Stored data entries
<<<<

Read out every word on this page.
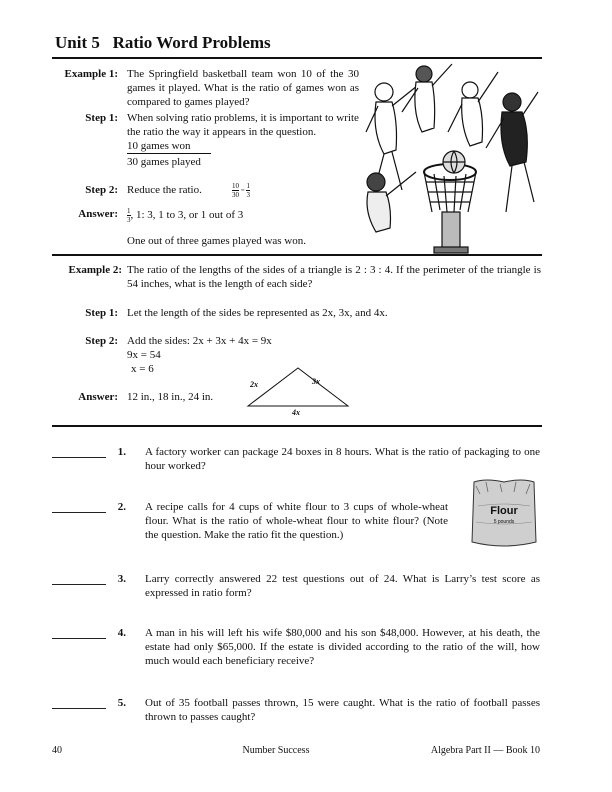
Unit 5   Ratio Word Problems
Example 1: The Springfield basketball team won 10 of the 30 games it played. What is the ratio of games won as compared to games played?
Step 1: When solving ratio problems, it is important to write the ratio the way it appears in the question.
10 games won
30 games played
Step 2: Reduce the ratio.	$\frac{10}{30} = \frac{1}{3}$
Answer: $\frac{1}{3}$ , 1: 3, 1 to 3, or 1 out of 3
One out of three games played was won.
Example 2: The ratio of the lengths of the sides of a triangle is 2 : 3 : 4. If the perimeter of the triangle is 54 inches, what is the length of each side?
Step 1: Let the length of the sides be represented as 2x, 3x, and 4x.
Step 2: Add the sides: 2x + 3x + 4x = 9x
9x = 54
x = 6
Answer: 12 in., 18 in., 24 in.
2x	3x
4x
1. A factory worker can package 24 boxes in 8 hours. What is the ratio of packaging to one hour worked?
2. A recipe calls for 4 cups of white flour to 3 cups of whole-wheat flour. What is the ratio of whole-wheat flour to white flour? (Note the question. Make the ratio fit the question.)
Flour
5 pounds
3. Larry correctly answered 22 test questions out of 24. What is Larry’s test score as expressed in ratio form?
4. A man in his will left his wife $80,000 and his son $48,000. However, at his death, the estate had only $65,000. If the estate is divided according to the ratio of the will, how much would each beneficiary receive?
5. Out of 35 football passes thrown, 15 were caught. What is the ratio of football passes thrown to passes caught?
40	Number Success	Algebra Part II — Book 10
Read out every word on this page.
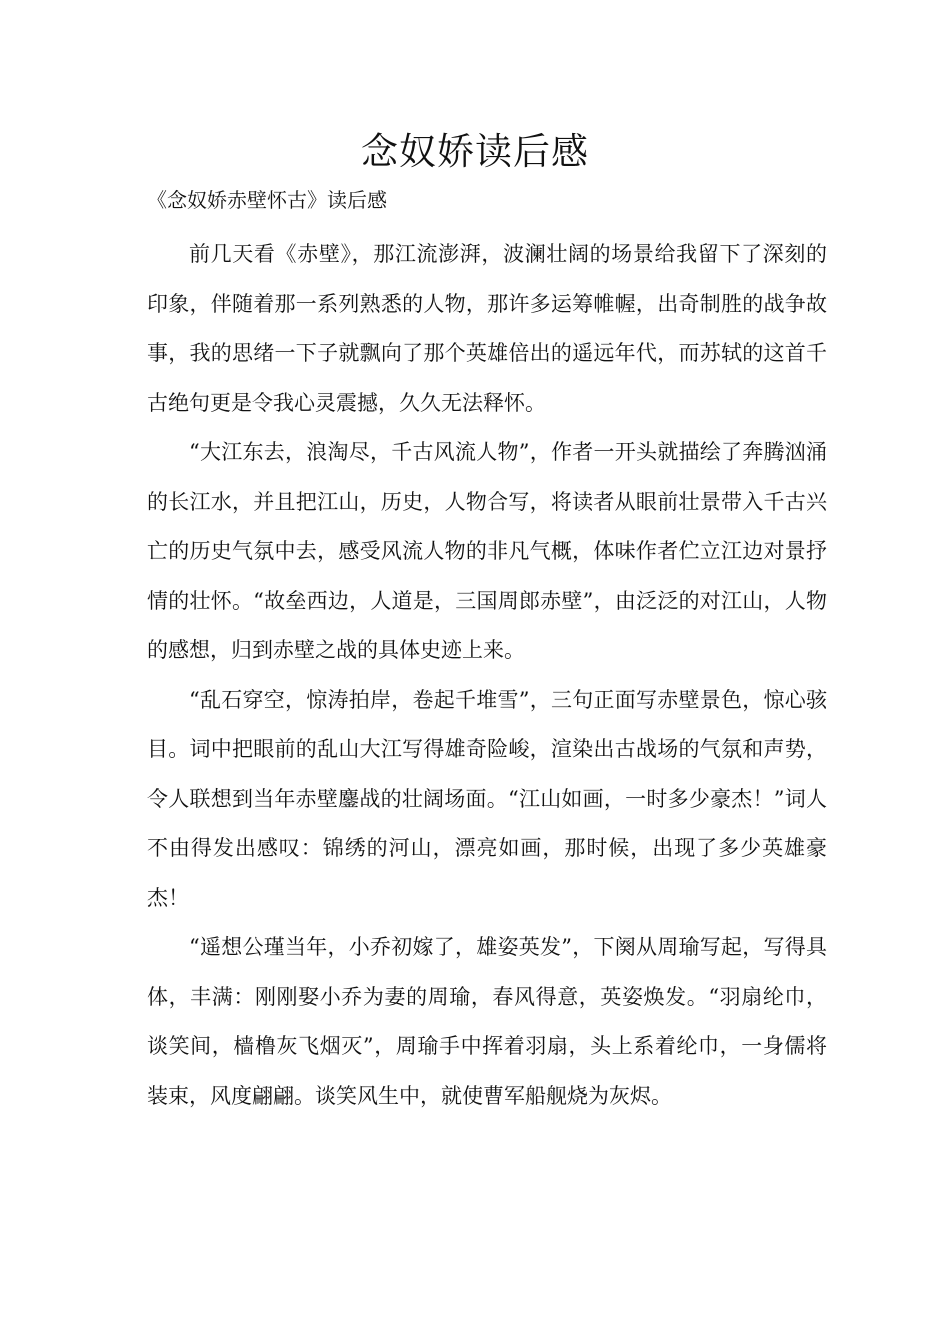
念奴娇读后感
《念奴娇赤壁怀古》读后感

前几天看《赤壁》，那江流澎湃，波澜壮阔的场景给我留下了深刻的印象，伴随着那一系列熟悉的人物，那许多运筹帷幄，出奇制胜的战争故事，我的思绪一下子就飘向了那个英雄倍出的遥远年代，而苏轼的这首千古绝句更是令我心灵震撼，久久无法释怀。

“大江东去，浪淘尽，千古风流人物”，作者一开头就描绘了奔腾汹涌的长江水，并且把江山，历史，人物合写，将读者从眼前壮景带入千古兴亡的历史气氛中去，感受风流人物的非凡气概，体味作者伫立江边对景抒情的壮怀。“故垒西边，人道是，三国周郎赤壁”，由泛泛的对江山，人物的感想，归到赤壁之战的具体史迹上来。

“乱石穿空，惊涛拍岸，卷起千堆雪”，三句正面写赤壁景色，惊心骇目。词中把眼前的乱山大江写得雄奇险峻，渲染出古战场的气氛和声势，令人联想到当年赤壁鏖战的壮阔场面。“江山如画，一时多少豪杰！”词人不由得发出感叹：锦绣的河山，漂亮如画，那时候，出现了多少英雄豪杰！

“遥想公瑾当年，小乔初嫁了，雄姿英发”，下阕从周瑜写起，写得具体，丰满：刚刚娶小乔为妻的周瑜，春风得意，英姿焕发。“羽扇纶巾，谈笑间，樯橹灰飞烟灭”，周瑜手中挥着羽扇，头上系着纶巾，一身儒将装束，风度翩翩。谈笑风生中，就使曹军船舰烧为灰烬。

>>>>

▸ Directive:
Copy the records above exactly. The pictures are not part of the copy.

▸ Answer for this exercise:
Read out every word on this page.
Unit 5   Ratio Word Problems
Example 1: The Springfield basketball team won 10 of the 30 games it played. What is the ratio of games won as compared to games played?
Step 1: When solving ratio problems, it is important to write the ratio the way it appears in the question.
10 games won
30 games played
Step 2: Reduce the ratio.	$\frac{10}{30} = \frac{1}{3}$
Answer: $\frac{1}{3}$ , 1: 3, 1 to 3, or 1 out of 3
One out of three games played was won.
Example 2: The ratio of the lengths of the sides of a triangle is 2 : 3 : 4. If the perimeter of the triangle is 54 inches, what is the length of each side?
Step 1: Let the length of the sides be represented as 2x, 3x, and 4x.
Step 2: Add the sides: 2x + 3x + 4x = 9x
9x = 54
x = 6
Answer: 12 in., 18 in., 24 in.
2x	3x
4x
1. A factory worker can package 24 boxes in 8 hours. What is the ratio of packaging to one hour worked?
2. A recipe calls for 4 cups of white flour to 3 cups of whole-wheat flour. What is the ratio of whole-wheat flour to white flour? (Note the question. Make the ratio fit the question.)
Flour
5 pounds
3. Larry correctly answered 22 test questions out of 24. What is Larry’s test score as expressed in ratio form?
4. A man in his will left his wife $80,000 and his son $48,000. However, at his death, the estate had only $65,000. If the estate is divided according to the ratio of the will, how much would each beneficiary receive?
5. Out of 35 football passes thrown, 15 were caught. What is the ratio of football passes thrown to passes caught?
40	Number Success	Algebra Part II — Book 10
Read out every word on this page.
念奴娇读后感
《念奴娇赤壁怀古》读后感

前几天看《赤壁》，那江流澎湃，波澜壮阔的场景给我留下了深刻的印象，伴随着那一系列熟悉的人物，那许多运筹帷幄，出奇制胜的战争故事，我的思绪一下子就飘向了那个英雄倍出的遥远年代，而苏轼的这首千古绝句更是令我心灵震撼，久久无法释怀。

“大江东去，浪淘尽，千古风流人物”，作者一开头就描绘了奔腾汹涌的长江水，并且把江山，历史，人物合写，将读者从眼前壮景带入千古兴亡的历史气氛中去，感受风流人物的非凡气概，体味作者伫立江边对景抒情的壮怀。“故垒西边，人道是，三国周郎赤壁”，由泛泛的对江山，人物的感想，归到赤壁之战的具体史迹上来。

“乱石穿空，惊涛拍岸，卷起千堆雪”，三句正面写赤壁景色，惊心骇目。词中把眼前的乱山大江写得雄奇险峻，渲染出古战场的气氛和声势，令人联想到当年赤壁鏖战的壮阔场面。“江山如画，一时多少豪杰！”词人不由得发出感叹：锦绣的河山，漂亮如画，那时候，出现了多少英雄豪杰！

“遥想公瑾当年，小乔初嫁了，雄姿英发”，下阕从周瑜写起，写得具体，丰满：刚刚娶小乔为妻的周瑜，春风得意，英姿焕发。“羽扇纶巾，谈笑间，樯橹灰飞烟灭”，周瑜手中挥着羽扇，头上系着纶巾，一身儒将装束，风度翩翩。谈笑风生中，就使曹军船舰烧为灰烬。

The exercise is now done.